• _Provided records_

########

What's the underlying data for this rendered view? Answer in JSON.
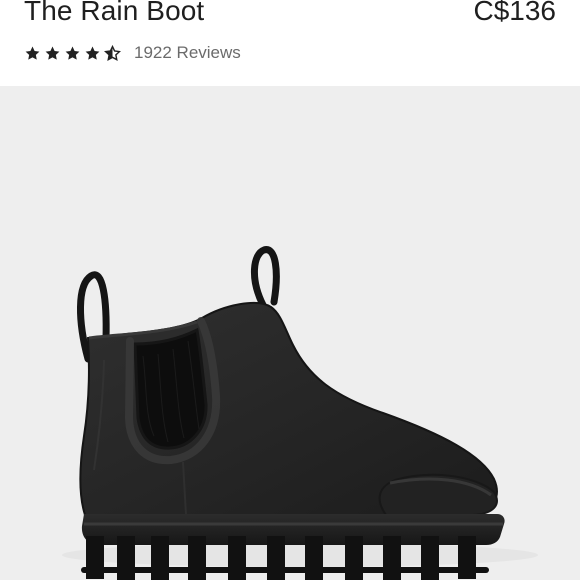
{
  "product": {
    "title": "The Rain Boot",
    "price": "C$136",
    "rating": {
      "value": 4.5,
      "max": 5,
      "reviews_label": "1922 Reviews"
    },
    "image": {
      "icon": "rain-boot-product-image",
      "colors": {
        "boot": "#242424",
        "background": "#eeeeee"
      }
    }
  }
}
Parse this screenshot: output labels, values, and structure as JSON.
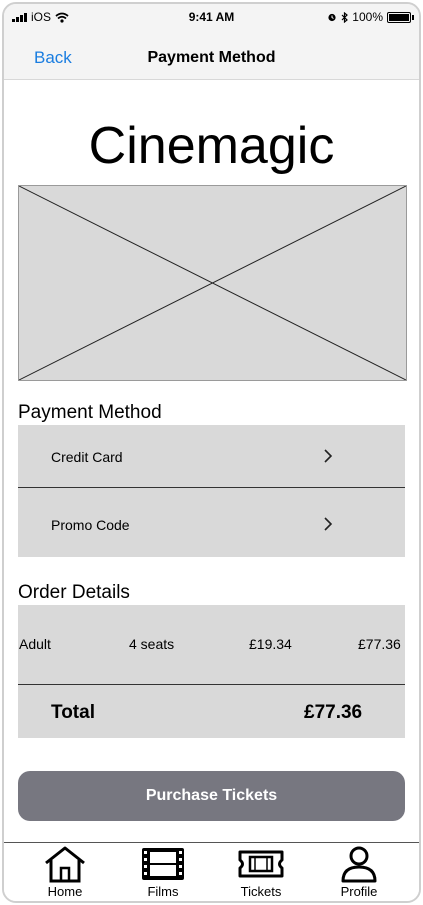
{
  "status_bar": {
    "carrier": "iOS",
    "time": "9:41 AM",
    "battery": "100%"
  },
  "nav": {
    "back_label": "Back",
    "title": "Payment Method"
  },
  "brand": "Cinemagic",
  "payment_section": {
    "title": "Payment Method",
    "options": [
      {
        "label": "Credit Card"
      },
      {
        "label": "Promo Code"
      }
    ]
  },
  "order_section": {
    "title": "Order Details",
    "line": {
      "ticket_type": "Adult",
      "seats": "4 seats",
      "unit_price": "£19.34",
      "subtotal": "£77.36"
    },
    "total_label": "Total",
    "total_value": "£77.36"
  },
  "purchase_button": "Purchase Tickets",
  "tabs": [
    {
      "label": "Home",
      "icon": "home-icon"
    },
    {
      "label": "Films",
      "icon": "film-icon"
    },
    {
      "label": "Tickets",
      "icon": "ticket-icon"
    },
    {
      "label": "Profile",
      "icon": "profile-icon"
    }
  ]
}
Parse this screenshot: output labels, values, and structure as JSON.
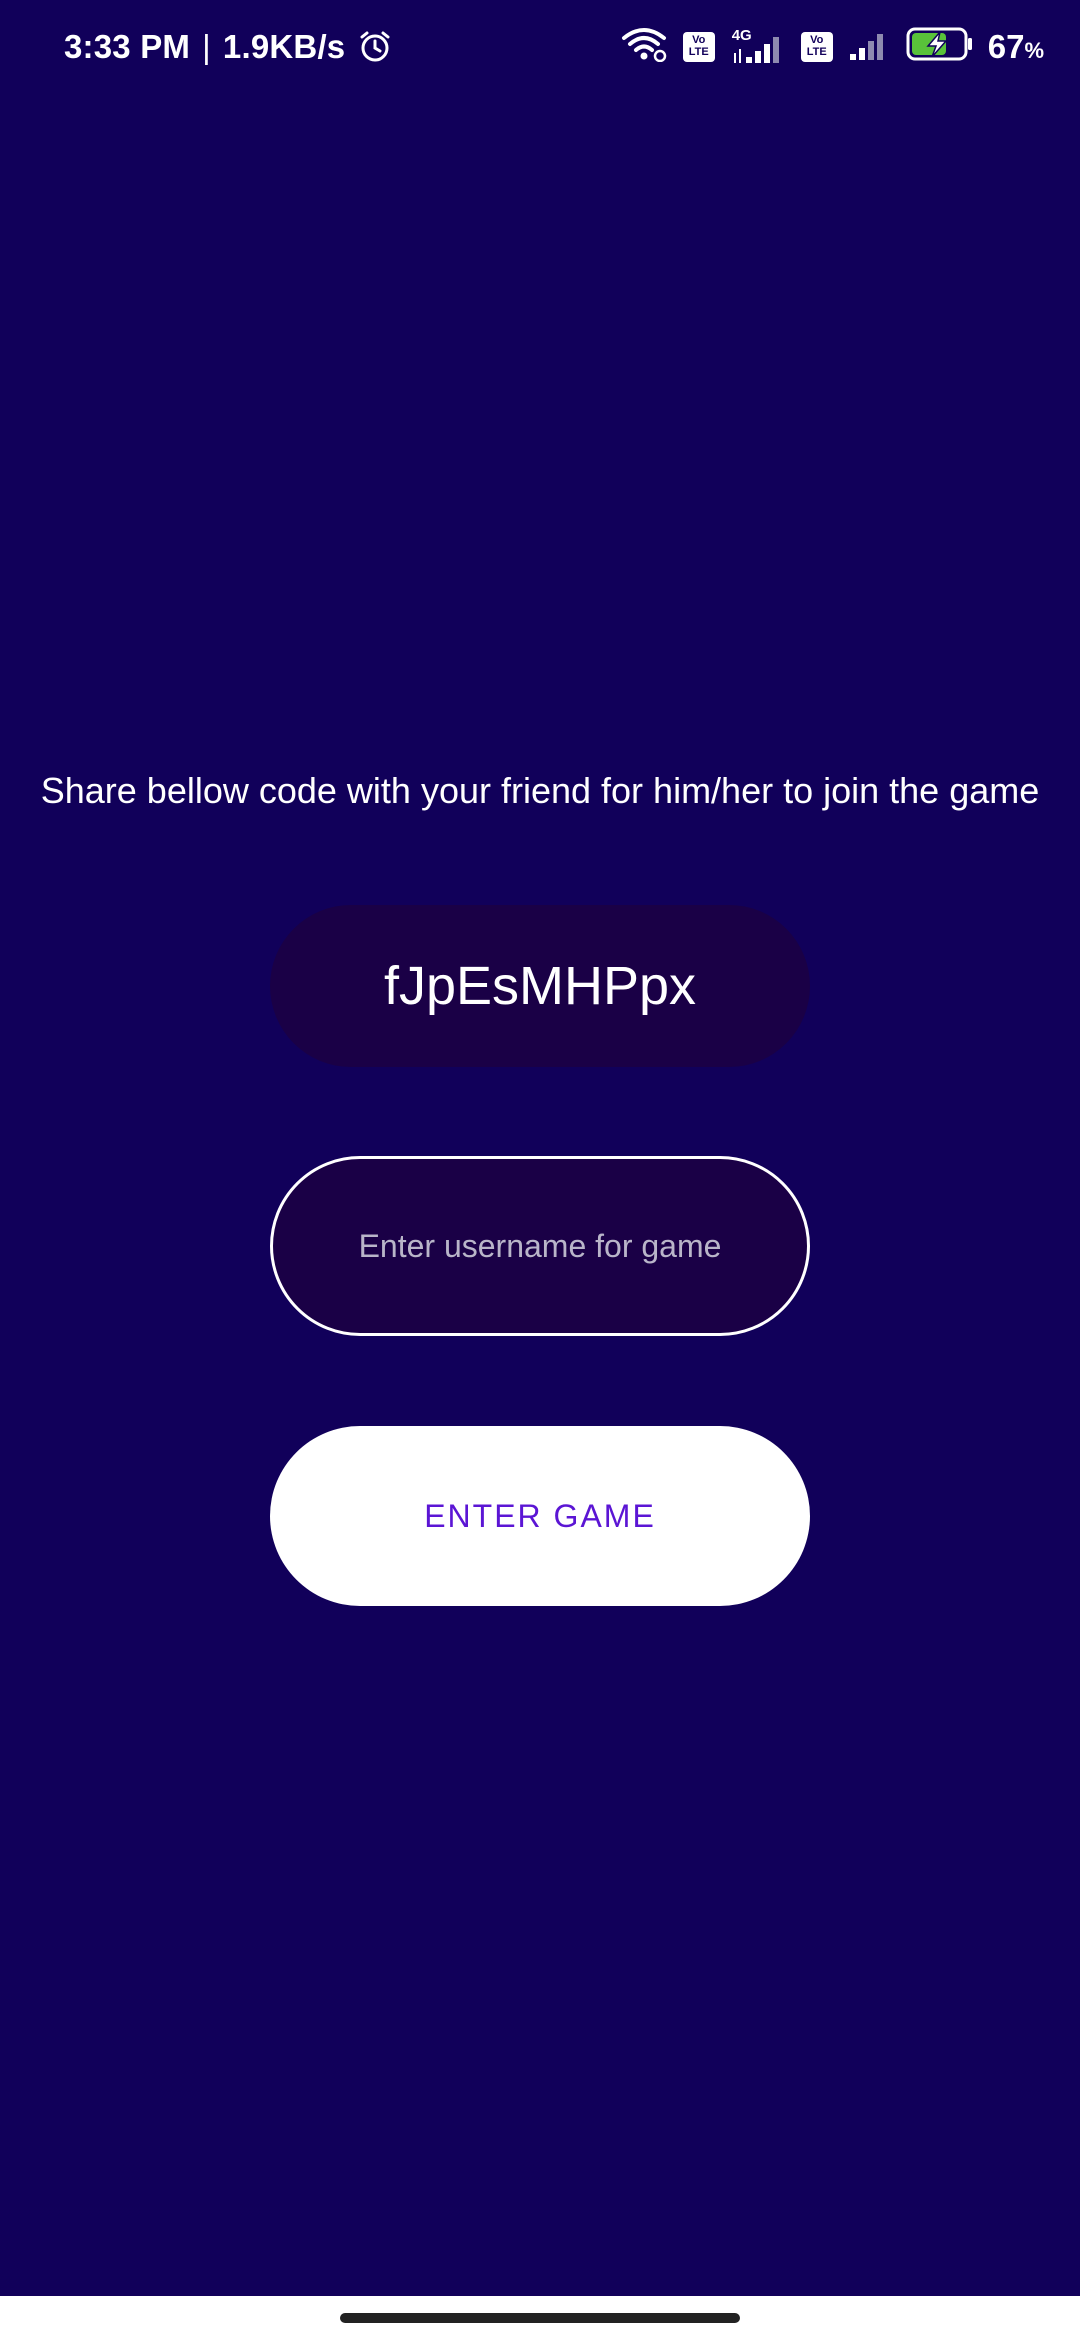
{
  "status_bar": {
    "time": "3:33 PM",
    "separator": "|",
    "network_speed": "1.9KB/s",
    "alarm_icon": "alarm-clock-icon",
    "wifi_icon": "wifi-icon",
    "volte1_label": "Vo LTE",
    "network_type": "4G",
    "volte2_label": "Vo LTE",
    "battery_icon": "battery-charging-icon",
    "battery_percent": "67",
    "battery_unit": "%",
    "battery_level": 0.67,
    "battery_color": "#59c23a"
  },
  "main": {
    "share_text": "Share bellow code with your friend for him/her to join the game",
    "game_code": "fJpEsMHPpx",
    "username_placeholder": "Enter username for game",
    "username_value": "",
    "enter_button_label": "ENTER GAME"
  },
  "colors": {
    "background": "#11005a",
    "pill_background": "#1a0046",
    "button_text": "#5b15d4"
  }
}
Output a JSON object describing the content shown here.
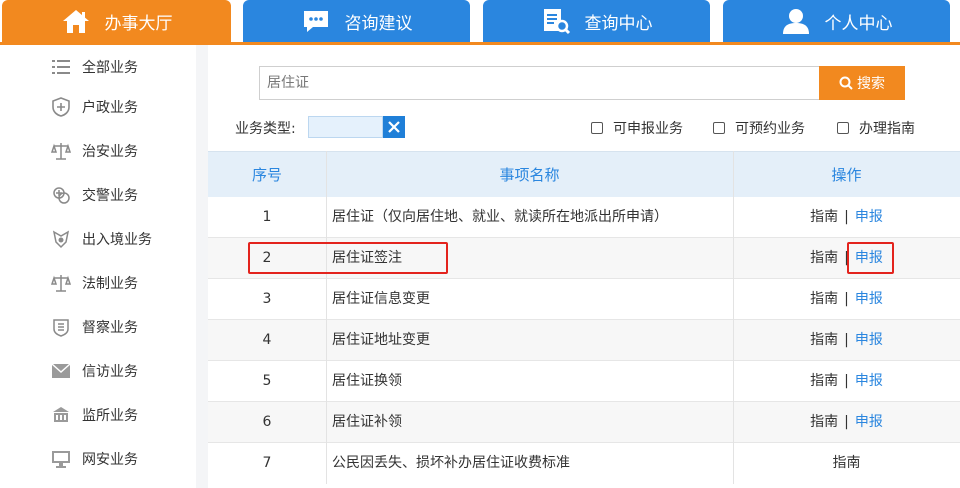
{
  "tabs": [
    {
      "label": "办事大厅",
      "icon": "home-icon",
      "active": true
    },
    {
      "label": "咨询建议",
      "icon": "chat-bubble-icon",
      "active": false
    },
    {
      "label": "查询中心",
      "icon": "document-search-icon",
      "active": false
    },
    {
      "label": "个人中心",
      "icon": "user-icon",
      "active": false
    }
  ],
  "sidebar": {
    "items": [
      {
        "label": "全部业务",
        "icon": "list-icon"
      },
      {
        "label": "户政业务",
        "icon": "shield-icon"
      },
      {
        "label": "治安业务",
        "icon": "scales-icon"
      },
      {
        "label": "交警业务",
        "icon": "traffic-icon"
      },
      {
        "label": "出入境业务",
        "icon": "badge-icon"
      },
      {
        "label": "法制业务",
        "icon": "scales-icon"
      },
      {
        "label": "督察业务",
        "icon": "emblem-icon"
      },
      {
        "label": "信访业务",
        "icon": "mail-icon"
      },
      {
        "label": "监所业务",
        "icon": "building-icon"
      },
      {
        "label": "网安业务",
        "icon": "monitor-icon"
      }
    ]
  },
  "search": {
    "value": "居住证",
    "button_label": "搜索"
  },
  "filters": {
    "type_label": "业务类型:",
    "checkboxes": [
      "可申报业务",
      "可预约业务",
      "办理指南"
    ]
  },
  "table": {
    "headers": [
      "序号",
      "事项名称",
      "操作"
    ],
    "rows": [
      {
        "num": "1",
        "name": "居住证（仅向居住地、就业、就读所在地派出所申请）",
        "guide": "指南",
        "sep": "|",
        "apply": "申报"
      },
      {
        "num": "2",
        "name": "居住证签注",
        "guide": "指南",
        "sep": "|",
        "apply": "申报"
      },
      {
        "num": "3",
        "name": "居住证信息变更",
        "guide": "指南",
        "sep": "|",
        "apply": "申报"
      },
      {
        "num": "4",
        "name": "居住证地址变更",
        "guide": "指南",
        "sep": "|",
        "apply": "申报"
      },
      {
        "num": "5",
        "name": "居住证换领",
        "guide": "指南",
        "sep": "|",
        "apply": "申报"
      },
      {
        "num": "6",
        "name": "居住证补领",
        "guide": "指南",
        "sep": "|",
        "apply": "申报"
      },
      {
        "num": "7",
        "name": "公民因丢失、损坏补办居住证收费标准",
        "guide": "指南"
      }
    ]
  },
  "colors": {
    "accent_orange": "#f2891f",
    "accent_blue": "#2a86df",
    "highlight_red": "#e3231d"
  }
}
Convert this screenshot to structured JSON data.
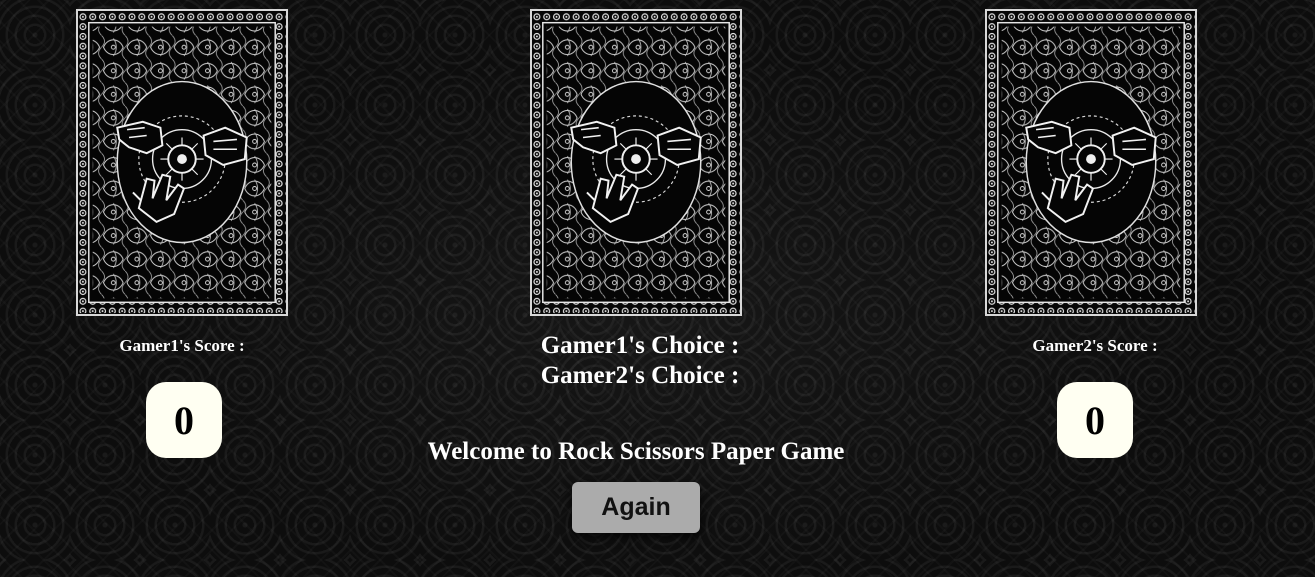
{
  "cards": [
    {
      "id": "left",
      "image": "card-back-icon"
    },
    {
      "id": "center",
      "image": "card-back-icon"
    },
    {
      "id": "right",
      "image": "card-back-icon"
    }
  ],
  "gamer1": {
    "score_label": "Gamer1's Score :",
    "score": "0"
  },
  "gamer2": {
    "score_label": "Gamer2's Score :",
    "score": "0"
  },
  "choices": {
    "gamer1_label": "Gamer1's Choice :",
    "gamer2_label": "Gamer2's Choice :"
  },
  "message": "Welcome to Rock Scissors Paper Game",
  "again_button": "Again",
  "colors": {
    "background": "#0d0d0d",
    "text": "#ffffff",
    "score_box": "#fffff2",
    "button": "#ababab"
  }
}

########

• _Given exercise_
Where a line in the entries holds "title", copy that line.

• _The solution_
    "title": "The Rain Boot",
    "title": "Payment Method"
    "title": "Payment Method",
    "title": "Order Details",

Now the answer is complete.